For every line in the records that has the word "凡科建站", make a copy.
━━━━━ AVAILABLE DATA
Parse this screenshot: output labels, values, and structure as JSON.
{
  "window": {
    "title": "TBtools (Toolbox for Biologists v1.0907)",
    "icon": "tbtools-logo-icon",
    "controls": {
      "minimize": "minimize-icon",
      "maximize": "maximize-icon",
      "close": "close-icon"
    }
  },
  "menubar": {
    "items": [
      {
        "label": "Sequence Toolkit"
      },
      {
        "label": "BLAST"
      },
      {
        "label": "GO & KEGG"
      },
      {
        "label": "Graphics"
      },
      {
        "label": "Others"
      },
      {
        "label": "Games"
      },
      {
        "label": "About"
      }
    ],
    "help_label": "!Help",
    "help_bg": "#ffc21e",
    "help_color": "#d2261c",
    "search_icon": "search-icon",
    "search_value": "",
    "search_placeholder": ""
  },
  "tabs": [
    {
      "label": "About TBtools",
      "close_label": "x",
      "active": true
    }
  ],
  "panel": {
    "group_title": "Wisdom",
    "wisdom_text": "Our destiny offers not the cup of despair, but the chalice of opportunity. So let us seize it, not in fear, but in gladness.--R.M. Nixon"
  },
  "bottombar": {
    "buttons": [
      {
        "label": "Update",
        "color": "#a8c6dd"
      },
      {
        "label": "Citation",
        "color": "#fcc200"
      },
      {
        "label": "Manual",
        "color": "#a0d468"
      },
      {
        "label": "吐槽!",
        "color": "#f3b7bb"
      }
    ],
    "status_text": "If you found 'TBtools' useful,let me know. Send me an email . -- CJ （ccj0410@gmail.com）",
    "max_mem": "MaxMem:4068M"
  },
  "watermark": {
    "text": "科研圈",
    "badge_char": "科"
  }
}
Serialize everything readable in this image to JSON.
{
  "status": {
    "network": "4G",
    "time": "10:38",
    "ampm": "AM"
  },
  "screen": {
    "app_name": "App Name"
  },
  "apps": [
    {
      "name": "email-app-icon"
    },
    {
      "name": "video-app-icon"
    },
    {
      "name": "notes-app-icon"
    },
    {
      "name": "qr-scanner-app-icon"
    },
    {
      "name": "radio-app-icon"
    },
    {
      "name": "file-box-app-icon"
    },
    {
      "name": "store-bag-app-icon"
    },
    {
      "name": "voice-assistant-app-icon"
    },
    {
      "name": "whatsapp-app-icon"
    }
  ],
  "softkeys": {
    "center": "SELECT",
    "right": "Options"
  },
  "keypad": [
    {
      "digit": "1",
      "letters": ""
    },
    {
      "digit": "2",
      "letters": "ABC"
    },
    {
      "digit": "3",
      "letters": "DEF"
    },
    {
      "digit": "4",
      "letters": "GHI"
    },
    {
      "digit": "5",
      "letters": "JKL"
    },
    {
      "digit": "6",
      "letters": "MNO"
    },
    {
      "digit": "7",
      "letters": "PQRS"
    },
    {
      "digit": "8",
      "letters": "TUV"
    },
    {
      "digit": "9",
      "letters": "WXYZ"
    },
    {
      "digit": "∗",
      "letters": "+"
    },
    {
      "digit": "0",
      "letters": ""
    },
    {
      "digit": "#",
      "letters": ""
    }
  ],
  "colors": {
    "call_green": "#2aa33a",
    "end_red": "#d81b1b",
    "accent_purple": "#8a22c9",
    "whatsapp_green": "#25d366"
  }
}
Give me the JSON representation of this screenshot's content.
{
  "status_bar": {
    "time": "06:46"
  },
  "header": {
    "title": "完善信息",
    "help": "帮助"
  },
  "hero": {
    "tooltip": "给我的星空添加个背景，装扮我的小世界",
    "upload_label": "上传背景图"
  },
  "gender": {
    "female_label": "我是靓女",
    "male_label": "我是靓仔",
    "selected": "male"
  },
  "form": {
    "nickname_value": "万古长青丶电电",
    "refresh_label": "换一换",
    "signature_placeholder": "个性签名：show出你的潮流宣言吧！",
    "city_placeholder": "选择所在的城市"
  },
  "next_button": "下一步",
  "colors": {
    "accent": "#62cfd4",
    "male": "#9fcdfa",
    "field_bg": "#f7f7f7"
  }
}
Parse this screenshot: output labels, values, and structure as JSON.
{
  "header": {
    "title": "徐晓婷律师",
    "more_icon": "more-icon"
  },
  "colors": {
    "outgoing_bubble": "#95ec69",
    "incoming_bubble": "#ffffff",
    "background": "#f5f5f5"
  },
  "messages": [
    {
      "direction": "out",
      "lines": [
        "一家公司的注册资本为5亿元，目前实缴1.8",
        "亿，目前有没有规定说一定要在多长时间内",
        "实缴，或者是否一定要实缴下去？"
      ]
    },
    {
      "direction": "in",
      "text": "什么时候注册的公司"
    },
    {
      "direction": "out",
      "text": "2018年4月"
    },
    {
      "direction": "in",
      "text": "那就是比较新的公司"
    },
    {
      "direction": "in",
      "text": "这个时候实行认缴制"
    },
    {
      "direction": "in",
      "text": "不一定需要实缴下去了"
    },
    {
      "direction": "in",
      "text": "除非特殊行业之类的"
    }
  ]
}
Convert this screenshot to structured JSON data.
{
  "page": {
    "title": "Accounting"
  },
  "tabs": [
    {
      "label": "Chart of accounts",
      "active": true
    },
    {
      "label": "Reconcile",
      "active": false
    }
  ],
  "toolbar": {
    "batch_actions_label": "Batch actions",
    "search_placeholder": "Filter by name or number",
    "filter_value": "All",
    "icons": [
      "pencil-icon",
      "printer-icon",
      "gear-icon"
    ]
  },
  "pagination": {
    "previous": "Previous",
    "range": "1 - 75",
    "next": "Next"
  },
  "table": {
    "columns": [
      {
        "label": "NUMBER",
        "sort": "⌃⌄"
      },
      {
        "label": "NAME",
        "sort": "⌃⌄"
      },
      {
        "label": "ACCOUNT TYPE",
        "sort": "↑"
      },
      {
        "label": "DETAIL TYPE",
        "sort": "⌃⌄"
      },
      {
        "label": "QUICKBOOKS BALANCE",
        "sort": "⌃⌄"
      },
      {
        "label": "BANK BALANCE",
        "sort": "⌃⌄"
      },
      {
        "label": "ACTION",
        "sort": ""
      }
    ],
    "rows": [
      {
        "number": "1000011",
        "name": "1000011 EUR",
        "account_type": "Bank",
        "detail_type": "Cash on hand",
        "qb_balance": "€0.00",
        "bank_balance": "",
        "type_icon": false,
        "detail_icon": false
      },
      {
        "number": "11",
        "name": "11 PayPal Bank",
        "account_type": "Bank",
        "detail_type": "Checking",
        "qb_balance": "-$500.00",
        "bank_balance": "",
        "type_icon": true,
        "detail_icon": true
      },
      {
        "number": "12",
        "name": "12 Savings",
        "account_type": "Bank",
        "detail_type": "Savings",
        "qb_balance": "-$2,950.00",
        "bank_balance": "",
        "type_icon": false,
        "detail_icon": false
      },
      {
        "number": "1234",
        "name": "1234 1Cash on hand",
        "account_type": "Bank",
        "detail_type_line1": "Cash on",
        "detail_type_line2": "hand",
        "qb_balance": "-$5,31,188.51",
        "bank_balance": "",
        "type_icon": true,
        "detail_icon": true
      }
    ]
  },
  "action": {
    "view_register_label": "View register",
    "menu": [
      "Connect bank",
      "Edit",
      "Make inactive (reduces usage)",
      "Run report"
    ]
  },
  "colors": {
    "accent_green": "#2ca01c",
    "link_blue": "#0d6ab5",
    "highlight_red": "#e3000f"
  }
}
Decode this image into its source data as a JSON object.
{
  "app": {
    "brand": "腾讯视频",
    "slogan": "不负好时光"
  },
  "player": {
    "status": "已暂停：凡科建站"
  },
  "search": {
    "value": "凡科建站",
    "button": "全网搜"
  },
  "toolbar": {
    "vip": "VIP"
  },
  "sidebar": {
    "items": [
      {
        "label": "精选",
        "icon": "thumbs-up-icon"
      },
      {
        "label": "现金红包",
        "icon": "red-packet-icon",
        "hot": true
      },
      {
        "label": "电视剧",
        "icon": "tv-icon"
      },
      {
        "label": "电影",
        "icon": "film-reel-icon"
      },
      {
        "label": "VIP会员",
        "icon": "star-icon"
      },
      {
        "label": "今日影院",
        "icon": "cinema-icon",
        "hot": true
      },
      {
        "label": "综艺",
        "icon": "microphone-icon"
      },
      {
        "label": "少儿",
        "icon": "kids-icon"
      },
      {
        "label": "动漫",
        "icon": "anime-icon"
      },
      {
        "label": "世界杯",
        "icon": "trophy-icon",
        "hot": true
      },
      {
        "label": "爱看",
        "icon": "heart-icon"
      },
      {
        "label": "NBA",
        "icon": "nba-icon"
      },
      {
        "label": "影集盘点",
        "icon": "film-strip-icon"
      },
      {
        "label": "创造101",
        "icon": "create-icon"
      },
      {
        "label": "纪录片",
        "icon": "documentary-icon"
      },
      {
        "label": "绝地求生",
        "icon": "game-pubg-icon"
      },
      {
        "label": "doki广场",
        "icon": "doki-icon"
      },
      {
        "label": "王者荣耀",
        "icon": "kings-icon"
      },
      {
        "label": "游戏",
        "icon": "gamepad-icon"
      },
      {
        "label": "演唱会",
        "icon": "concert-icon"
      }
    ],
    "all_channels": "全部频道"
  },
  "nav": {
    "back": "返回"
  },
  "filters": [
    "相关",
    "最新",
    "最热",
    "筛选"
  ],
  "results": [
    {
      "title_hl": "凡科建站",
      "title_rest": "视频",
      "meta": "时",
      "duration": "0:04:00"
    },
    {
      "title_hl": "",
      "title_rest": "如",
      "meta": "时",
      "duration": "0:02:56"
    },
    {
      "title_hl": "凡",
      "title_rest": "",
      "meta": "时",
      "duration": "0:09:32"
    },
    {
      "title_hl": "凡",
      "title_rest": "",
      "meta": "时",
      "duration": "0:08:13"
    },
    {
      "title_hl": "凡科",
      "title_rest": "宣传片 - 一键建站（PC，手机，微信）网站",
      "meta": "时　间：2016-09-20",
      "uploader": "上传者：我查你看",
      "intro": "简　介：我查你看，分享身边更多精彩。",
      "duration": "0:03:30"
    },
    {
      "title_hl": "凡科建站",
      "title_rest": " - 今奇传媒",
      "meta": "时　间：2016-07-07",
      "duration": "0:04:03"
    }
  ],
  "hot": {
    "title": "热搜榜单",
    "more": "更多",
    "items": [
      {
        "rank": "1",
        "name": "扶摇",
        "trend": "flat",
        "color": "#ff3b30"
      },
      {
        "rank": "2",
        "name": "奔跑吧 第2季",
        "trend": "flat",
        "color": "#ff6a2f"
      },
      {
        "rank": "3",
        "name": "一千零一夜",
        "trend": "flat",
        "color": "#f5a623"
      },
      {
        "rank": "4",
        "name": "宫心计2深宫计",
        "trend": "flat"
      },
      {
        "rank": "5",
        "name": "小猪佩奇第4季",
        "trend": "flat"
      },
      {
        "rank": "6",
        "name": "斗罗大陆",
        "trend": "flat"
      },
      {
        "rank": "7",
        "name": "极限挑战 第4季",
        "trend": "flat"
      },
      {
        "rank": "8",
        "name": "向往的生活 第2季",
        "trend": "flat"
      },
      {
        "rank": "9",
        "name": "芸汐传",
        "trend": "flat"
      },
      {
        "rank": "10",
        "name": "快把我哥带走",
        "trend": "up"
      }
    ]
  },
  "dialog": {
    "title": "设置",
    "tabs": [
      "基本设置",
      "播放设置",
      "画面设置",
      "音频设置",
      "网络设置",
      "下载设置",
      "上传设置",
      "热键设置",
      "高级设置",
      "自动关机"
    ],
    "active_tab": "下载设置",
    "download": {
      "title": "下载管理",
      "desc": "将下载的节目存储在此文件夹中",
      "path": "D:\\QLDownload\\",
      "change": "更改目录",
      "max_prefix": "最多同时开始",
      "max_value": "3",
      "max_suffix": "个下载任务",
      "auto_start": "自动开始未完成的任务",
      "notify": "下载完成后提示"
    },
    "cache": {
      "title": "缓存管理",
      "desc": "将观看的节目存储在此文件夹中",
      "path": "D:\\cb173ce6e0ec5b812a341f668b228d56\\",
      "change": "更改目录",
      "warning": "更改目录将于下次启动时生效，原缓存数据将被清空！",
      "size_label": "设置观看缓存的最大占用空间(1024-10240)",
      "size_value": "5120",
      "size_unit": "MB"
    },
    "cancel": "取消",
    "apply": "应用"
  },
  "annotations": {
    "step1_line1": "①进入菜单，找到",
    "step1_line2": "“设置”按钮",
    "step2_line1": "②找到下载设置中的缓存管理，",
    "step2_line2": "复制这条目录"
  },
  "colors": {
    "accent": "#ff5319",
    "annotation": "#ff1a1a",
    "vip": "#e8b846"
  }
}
━━━━━━━━━━
### SOLUTION:
    "status": "已暂停：凡科建站"
    "value": "凡科建站",
      "title_hl": "凡科建站",
      "title_hl": "凡科建站",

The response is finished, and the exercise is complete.